◆ Task requirements:
Skip every picture and transcribe the remaining material exactly.

━━━ Input material

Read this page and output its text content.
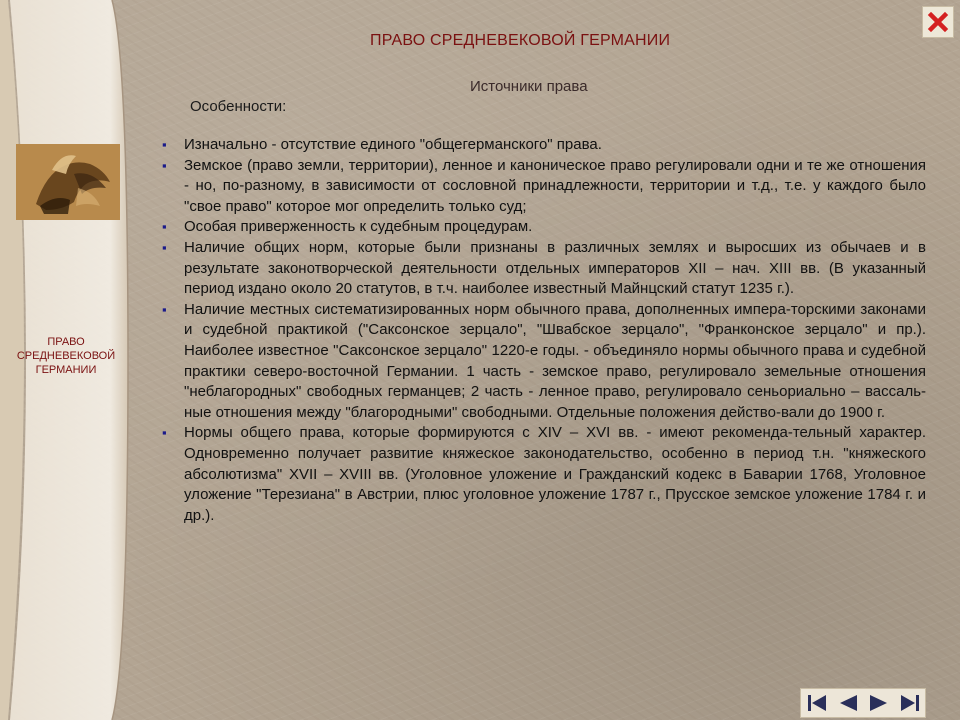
ПРАВО СРЕДНЕВЕКОВОЙ ГЕРМАНИИ
ПРАВО СРЕДНЕВЕКОВОЙ ГЕРМАНИИ
Источники права
Особенности:
▪ Изначально - отсутствие единого "общегерманского" права.
▪ Земское (право земли, территории), ленное и каноническое право регулировали одни и те же отношения - но, по-разному, в зависимости от сословной принадлежности, территории и т.д., т.е. у каждого было "свое право" которое мог определить только суд;
▪ Особая приверженность к судебным процедурам.
▪ Наличие общих норм, которые были признаны в различных землях и выросших из обычаев и в результате законотворческой деятельности отдельных императоров XII – нач. XIII вв. (В указанный период издано около 20 статутов, в т.ч. наиболее известный Майнцский статут 1235 г.).
▪ Наличие местных систематизированных норм обычного права, дополненных импера-торскими законами и судебной практикой ("Саксонское зерцало", "Швабское зерцало", "Франконское зерцало" и пр.). Наиболее известное "Саксонское зерцало" 1220-е годы. - объединяло нормы обычного права и судебной практики северо-восточной Германии. 1 часть - земское право, регулировало земельные отношения "неблагородных" свободных германцев; 2 часть - ленное право, регулировало сеньориально – вассаль-ные отношения между "благородными" свободными. Отдельные положения действо-вали до 1900 г.
▪ Нормы общего права, которые формируются с XIV – XVI вв. - имеют рекоменда-тельный характер. Одновременно получает развитие княжеское законодательство, особенно в период т.н. "княжеского абсолютизма" XVII – XVIII вв. (Уголовное уложение и Гражданский кодекс в Баварии 1768, Уголовное уложение "Терезиана" в Австрии, плюс уголовное уложение 1787 г., Прусское земское уложение 1784 г. и др.).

━━━━━━

◆ Correct result:
Read this page and output its text content.
ПРАВО СРЕДНЕВЕКОВОЙ ГЕРМАНИИ
ПРАВО СРЕДНЕВЕКОВОЙ ГЕРМАНИИ
Источники права
Особенности:
▪ Изначально - отсутствие единого "общегерманского" права.
▪ Земское (право земли, территории), ленное и каноническое право регулировали одни и те же отношения - но, по-разному, в зависимости от сословной принадлежности, территории и т.д., т.е. у каждого было "свое право" которое мог определить только суд;
▪ Особая приверженность к судебным процедурам.
▪ Наличие общих норм, которые были признаны в различных землях и выросших из обычаев и в результате законотворческой деятельности отдельных императоров XII – нач. XIII вв. (В указанный период издано около 20 статутов, в т.ч. наиболее известный Майнцский статут 1235 г.).
▪ Наличие местных систематизированных норм обычного права, дополненных импера-торскими законами и судебной практикой ("Саксонское зерцало", "Швабское зерцало", "Франконское зерцало" и пр.). Наиболее известное "Саксонское зерцало" 1220-е годы. - объединяло нормы обычного права и судебной практики северо-восточной Германии. 1 часть - земское право, регулировало земельные отношения "неблагородных" свободных германцев; 2 часть - ленное право, регулировало сеньориально – вассаль-ные отношения между "благородными" свободными. Отдельные положения действо-вали до 1900 г.
▪ Нормы общего права, которые формируются с XIV – XVI вв. - имеют рекоменда-тельный характер. Одновременно получает развитие княжеское законодательство, особенно в период т.н. "княжеского абсолютизма" XVII – XVIII вв. (Уголовное уложение и Гражданский кодекс в Баварии 1768, Уголовное уложение "Терезиана" в Австрии, плюс уголовное уложение 1787 г., Прусское земское уложение 1784 г. и др.).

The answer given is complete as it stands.